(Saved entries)
────────────────────────────────────────

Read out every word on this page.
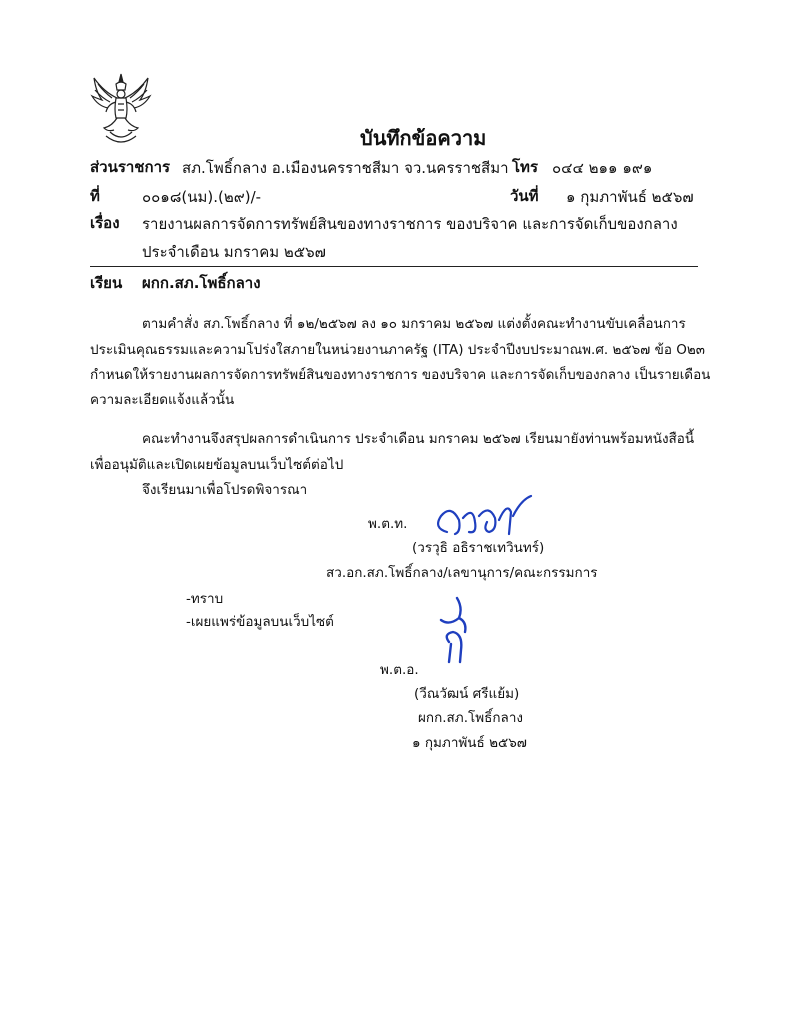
บันทึกข้อความ
ส่วนราชการ สภ.โพธิ์กลาง อ.เมืองนครราชสีมา จว.นครราชสีมา โทร ๐๔๔ ๒๑๑ ๑๙๑
ที่	๐๐๑๘(นม).(๒๙)/-	วันที่ ๑ กุมภาพันธ์ ๒๕๖๗
เรื่อง รายงานผลการจัดการทรัพย์สินของทางราชการ ของบริจาค และการจัดเก็บของกลาง
ประจำเดือน มกราคม ๒๕๖๗
เรียน ผกก.สภ.โพธิ์กลาง
ตามคำสั่ง สภ.โพธิ์กลาง ที่ ๑๒/๒๕๖๗ ลง ๑๐ มกราคม ๒๕๖๗ แต่งตั้งคณะทำงานขับเคลื่อนการ
ประเมินคุณธรรมและความโปร่งใสภายในหน่วยงานภาครัฐ (ITA) ประจำปีงบประมาณพ.ศ. ๒๕๖๗ ข้อ O๒๓
กำหนดให้รายงานผลการจัดการทรัพย์สินของทางราชการ ของบริจาค และการจัดเก็บของกลาง เป็นรายเดือน
ความละเอียดแจ้งแล้วนั้น
คณะทำงานจึงสรุปผลการดำเนินการ ประจำเดือน มกราคม ๒๕๖๗ เรียนมายังท่านพร้อมหนังสือนี้
เพื่ออนุมัติและเปิดเผยข้อมูลบนเว็บไซต์ต่อไป
จึงเรียนมาเพื่อโปรดพิจารณา
พ.ต.ท.
(วรวุธิ อธิราชเทวินทร์)
สว.อก.สภ.โพธิ์กลาง/เลขานุการ/คณะกรรมการ
-ทราบ
-เผยแพร่ข้อมูลบนเว็บไซต์
พ.ต.อ.
(วีณวัฒน์ ศรีแย้ม)
ผกก.สภ.โพธิ์กลาง
๑ กุมภาพันธ์ ๒๕๖๗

────────────────────────────────────────

§ **Given problem**: Pick every line with "และการจ" in it and copy it.

§ **Solution**:
เรื่อง รายงานผลการจัดการทรัพย์สินของทางราชการ ของบริจาค และการจัดเก็บของกลาง
กำหนดให้รายงานผลการจัดการทรัพย์สินของทางราชการ ของบริจาค และการจัดเก็บของกลาง เป็นรายเดือน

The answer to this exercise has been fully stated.